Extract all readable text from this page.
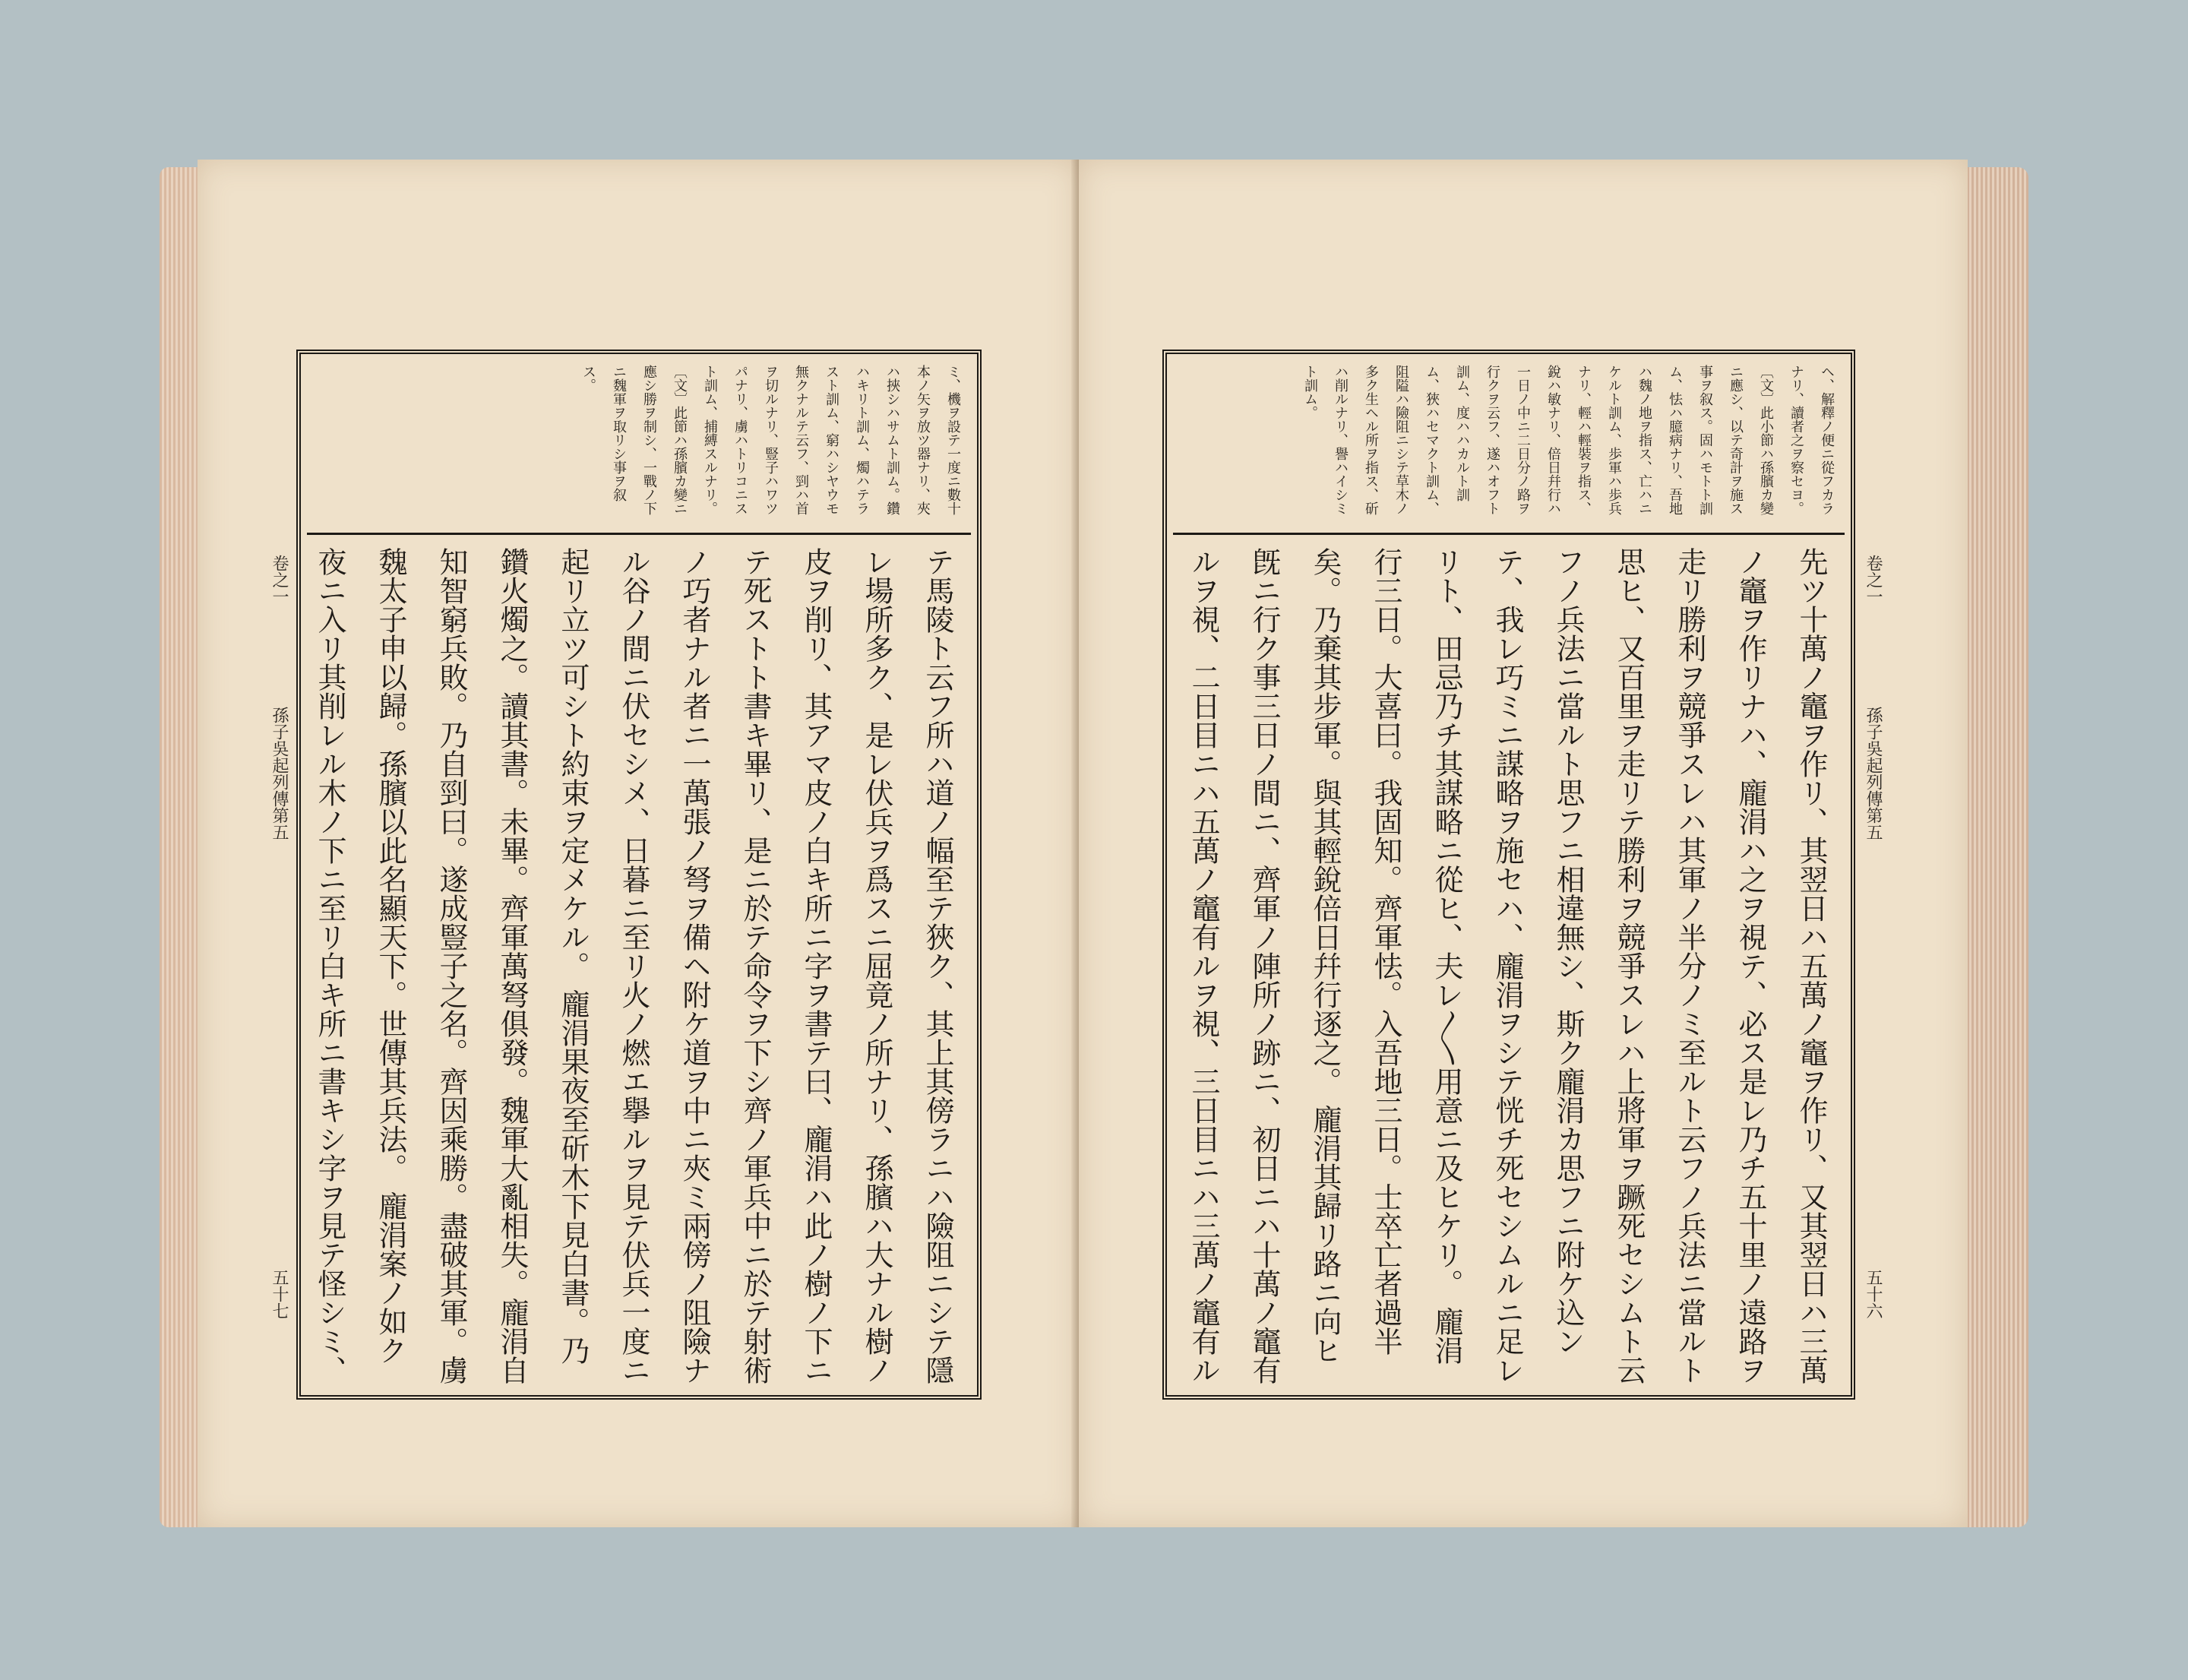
卷之一
孫子吳起列傳第五
五十七
ミ、機ヲ設テ一度ニ數十本ノ矢ヲ放ツ器ナリ、夾ハ挾シハサムト訓ム。鑽ハキリト訓ム、燭ハテラスト訓ム、窮ハシヤウモ無クナルテ云フ、剄ハ首ヲ切ルナリ、豎子ハワツパナリ、虜ハトリコニスト訓ム、捕縛スルナリ。〔文〕此節ハ孫臏カ變ニ應シ勝ヲ制シ、一戰ノ下ニ魏軍ヲ取リシ事ヲ叙ス。
テ馬陵ト云フ所ハ道ノ幅至テ狹ク、其上其傍ラニハ險阻ニシテ隱レ場所多ク、是レ伏兵ヲ爲スニ屈竟ノ所ナリ、孫臏ハ大ナル樹ノ皮ヲ削リ、其アマ皮ノ白キ所ニ字ヲ書テ曰、龐涓ハ此ノ樹ノ下ニテ死ストト書キ畢リ、是ニ於テ命令ヲ下シ齊ノ軍兵中ニ於テ射術ノ巧者ナル者ニ一萬張ノ弩ヲ備ヘ附ケ道ヲ中ニ夾ミ兩傍ノ阻險ナル谷ノ間ニ伏セシメ、日暮ニ至リ火ノ燃エ擧ルヲ見テ伏兵一度ニ起リ立ツ可シト約束ヲ定メケル。 龐涓果夜至斫木下見白書。乃鑽火燭之。讀其書。未畢。齊軍萬弩俱發。魏軍大亂相失。龐涓自知智窮兵敗。乃自剄曰。遂成豎子之名。齊因乘勝。盡破其軍。虜魏太子申以歸。孫臏以此名顯天下。世傳其兵法。 龐涓案ノ如ク夜ニ入リ其削レル木ノ下ニ至リ白キ所ニ書キシ字ヲ見テ怪シミ、
卷之一
孫子吳起列傳第五
五十六
ヘ、解釋ノ便ニ從フカラナリ、讀者之ヲ察セヨ。〔文〕此小節ハ孫臏カ變ニ應シ、以テ奇計ヲ施ス事ヲ叙ス。固ハモトト訓ム、怯ハ臆病ナリ、吾地ハ魏ノ地ヲ指ス、亡ハニケルト訓ム、歩軍ハ歩兵ナリ、輕ハ輕裝ヲ指ス、銳ハ敏ナリ、倍日幷行ハ一日ノ中ニ二日分ノ路ヲ行クヲ云フ、遂ハオフト訓ム、度ハハカルト訓ム、狹ハセマクト訓ム、阻隘ハ險阻ニシテ草木ノ多ク生ヘル所ヲ指ス、斫ハ削ルナリ、譽ハイシミト訓ム。
先ツ十萬ノ竈ヲ作リ、其翌日ハ五萬ノ竈ヲ作リ、又其翌日ハ三萬ノ竈ヲ作リナハ、龐涓ハ之ヲ視テ、必ス是レ乃チ五十里ノ遠路ヲ走リ勝利ヲ競爭スレハ其軍ノ半分ノミ至ルト云フノ兵法ニ當ルト思ヒ、又百里ヲ走リテ勝利ヲ競爭スレハ上將軍ヲ蹶死セシムト云フノ兵法ニ當ルト思フニ相違無シ、斯ク龐涓カ思フニ附ケ込ンテ、我レ巧ミニ謀略ヲ施セハ、龐涓ヲシテ恍チ死セシムルニ足レリト、田忌乃チ其謀略ニ從ヒ、夫レ〳〵用意ニ及ヒケリ。 龐涓行三日。大喜曰。我固知。齊軍怯。入吾地三日。士卒亡者過半矣。乃棄其步軍。與其輕銳倍日幷行逐之。 龐涓其歸リ路ニ向ヒ旣ニ行ク事三日ノ間ニ、齊軍ノ陣所ノ跡ニ、初日ニハ十萬ノ竈有ルヲ視、二日目ニハ五萬ノ竈有ルヲ視、三日目ニハ三萬ノ竈有ル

Task to complete:
Pictures in the data above should not be copied; transcribe everything else exactly.

Written answer:
Extract all readable text from this page.
卷之一
孫子吳起列傳第五
五十七
ミ、機ヲ設テ一度ニ數十本ノ矢ヲ放ツ器ナリ、夾ハ挾シハサムト訓ム。鑽ハキリト訓ム、燭ハテラスト訓ム、窮ハシヤウモ無クナルテ云フ、剄ハ首ヲ切ルナリ、豎子ハワツパナリ、虜ハトリコニスト訓ム、捕縛スルナリ。〔文〕此節ハ孫臏カ變ニ應シ勝ヲ制シ、一戰ノ下ニ魏軍ヲ取リシ事ヲ叙ス。
テ馬陵ト云フ所ハ道ノ幅至テ狹ク、其上其傍ラニハ險阻ニシテ隱レ場所多ク、是レ伏兵ヲ爲スニ屈竟ノ所ナリ、孫臏ハ大ナル樹ノ皮ヲ削リ、其アマ皮ノ白キ所ニ字ヲ書テ曰、龐涓ハ此ノ樹ノ下ニテ死ストト書キ畢リ、是ニ於テ命令ヲ下シ齊ノ軍兵中ニ於テ射術ノ巧者ナル者ニ一萬張ノ弩ヲ備ヘ附ケ道ヲ中ニ夾ミ兩傍ノ阻險ナル谷ノ間ニ伏セシメ、日暮ニ至リ火ノ燃エ擧ルヲ見テ伏兵一度ニ起リ立ツ可シト約束ヲ定メケル。 龐涓果夜至斫木下見白書。乃鑽火燭之。讀其書。未畢。齊軍萬弩俱發。魏軍大亂相失。龐涓自知智窮兵敗。乃自剄曰。遂成豎子之名。齊因乘勝。盡破其軍。虜魏太子申以歸。孫臏以此名顯天下。世傳其兵法。 龐涓案ノ如ク夜ニ入リ其削レル木ノ下ニ至リ白キ所ニ書キシ字ヲ見テ怪シミ、
卷之一
孫子吳起列傳第五
五十六
ヘ、解釋ノ便ニ從フカラナリ、讀者之ヲ察セヨ。〔文〕此小節ハ孫臏カ變ニ應シ、以テ奇計ヲ施ス事ヲ叙ス。固ハモトト訓ム、怯ハ臆病ナリ、吾地ハ魏ノ地ヲ指ス、亡ハニケルト訓ム、歩軍ハ歩兵ナリ、輕ハ輕裝ヲ指ス、銳ハ敏ナリ、倍日幷行ハ一日ノ中ニ二日分ノ路ヲ行クヲ云フ、遂ハオフト訓ム、度ハハカルト訓ム、狹ハセマクト訓ム、阻隘ハ險阻ニシテ草木ノ多ク生ヘル所ヲ指ス、斫ハ削ルナリ、譽ハイシミト訓ム。
先ツ十萬ノ竈ヲ作リ、其翌日ハ五萬ノ竈ヲ作リ、又其翌日ハ三萬ノ竈ヲ作リナハ、龐涓ハ之ヲ視テ、必ス是レ乃チ五十里ノ遠路ヲ走リ勝利ヲ競爭スレハ其軍ノ半分ノミ至ルト云フノ兵法ニ當ルト思ヒ、又百里ヲ走リテ勝利ヲ競爭スレハ上將軍ヲ蹶死セシムト云フノ兵法ニ當ルト思フニ相違無シ、斯ク龐涓カ思フニ附ケ込ンテ、我レ巧ミニ謀略ヲ施セハ、龐涓ヲシテ恍チ死セシムルニ足レリト、田忌乃チ其謀略ニ從ヒ、夫レ〳〵用意ニ及ヒケリ。 龐涓行三日。大喜曰。我固知。齊軍怯。入吾地三日。士卒亡者過半矣。乃棄其步軍。與其輕銳倍日幷行逐之。 龐涓其歸リ路ニ向ヒ旣ニ行ク事三日ノ間ニ、齊軍ノ陣所ノ跡ニ、初日ニハ十萬ノ竈有ルヲ視、二日目ニハ五萬ノ竈有ルヲ視、三日目ニハ三萬ノ竈有ル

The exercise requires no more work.